→ To do: The expected output is the data below, character for character, without its pictures.

→ Data to examine:

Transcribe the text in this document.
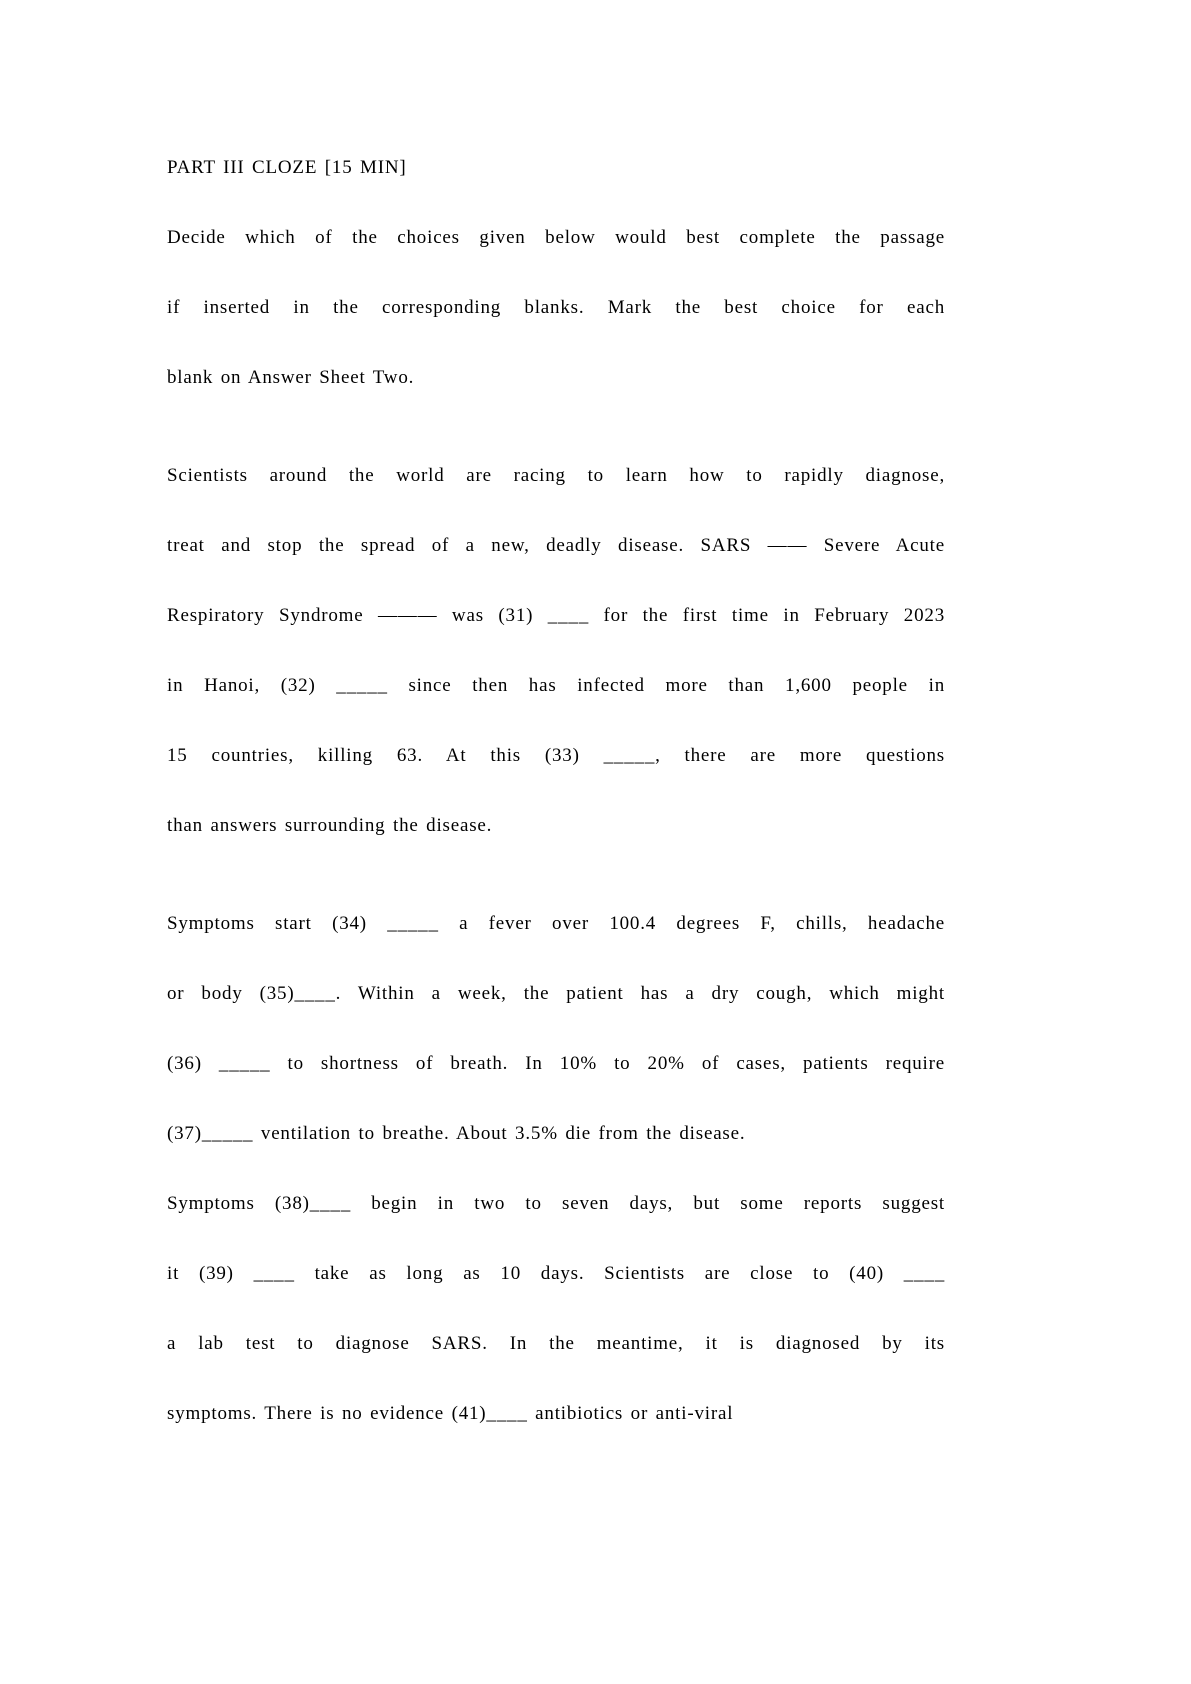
PART III CLOZE [15 MIN]
Decide which of the choices given below would best complete the passage
if inserted in the corresponding blanks. Mark the best choice for each
blank on Answer Sheet Two.
Scientists around the world are racing to learn how to rapidly diagnose,
treat and stop the spread of a new, deadly disease. SARS —— Severe Acute
Respiratory Syndrome ——— was (31) ____ for the first time in February 2023
in Hanoi, (32) _____ since then has infected more than 1,600 people in
15 countries, killing 63. At this (33) _____, there are more questions
than answers surrounding the disease.
Symptoms start (34) _____ a fever over 100.4 degrees F, chills, headache
or body (35)____. Within a week, the patient has a dry cough, which might
(36) _____ to shortness of breath. In 10% to 20% of cases, patients require
(37)_____ ventilation to breathe. About 3.5% die from the disease.
Symptoms (38)____ begin in two to seven days, but some reports suggest
it (39) ____ take as long as 10 days. Scientists are close to (40) ____
a lab test to diagnose SARS. In the meantime, it is diagnosed by its
symptoms. There is no evidence (41)____ antibiotics or anti-viral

→ Response to this task:
Transcribe the text in this document.
PART III CLOZE [15 MIN]
Decide which of the choices given below would best complete the passage
if inserted in the corresponding blanks. Mark the best choice for each
blank on Answer Sheet Two.
Scientists around the world are racing to learn how to rapidly diagnose,
treat and stop the spread of a new, deadly disease. SARS —— Severe Acute
Respiratory Syndrome ——— was (31) ____ for the first time in February 2023
in Hanoi, (32) _____ since then has infected more than 1,600 people in
15 countries, killing 63. At this (33) _____, there are more questions
than answers surrounding the disease.
Symptoms start (34) _____ a fever over 100.4 degrees F, chills, headache
or body (35)____. Within a week, the patient has a dry cough, which might
(36) _____ to shortness of breath. In 10% to 20% of cases, patients require
(37)_____ ventilation to breathe. About 3.5% die from the disease.
Symptoms (38)____ begin in two to seven days, but some reports suggest
it (39) ____ take as long as 10 days. Scientists are close to (40) ____
a lab test to diagnose SARS. In the meantime, it is diagnosed by its
symptoms. There is no evidence (41)____ antibiotics or anti-viral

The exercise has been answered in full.